### What the exercise asks
Identify the lines holding "value" and copy them.

### Record extracts

━━━━━━━━━━

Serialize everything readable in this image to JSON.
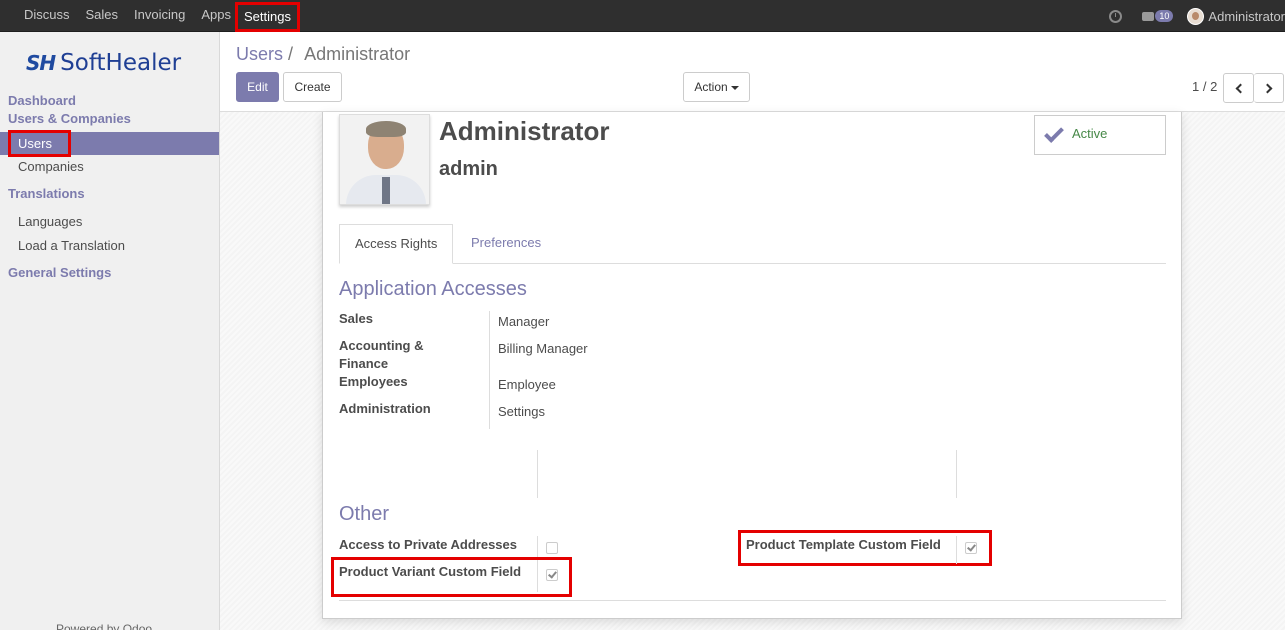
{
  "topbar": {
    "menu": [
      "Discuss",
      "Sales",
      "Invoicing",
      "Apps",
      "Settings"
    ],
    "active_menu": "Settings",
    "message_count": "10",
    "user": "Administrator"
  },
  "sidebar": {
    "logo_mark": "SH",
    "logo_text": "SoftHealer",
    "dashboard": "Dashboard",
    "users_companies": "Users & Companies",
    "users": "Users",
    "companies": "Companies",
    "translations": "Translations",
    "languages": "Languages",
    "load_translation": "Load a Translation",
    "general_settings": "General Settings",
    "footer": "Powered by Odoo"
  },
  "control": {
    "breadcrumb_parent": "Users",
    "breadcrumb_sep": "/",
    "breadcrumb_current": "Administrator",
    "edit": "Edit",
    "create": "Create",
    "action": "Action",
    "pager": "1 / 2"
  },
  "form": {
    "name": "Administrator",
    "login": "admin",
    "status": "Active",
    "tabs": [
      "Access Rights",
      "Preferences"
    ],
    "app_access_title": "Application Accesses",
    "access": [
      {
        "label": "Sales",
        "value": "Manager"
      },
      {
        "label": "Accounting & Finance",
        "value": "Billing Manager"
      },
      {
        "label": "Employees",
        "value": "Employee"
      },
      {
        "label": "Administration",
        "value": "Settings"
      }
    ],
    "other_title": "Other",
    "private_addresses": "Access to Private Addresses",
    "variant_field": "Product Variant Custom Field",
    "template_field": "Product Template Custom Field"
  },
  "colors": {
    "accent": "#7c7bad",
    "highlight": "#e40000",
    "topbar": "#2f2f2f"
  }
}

━━━━━━━━━━

### Full response
        "value": "Manager"
        "value": "Billing Manager"
        "value": "Employee"
        "value": "Settings"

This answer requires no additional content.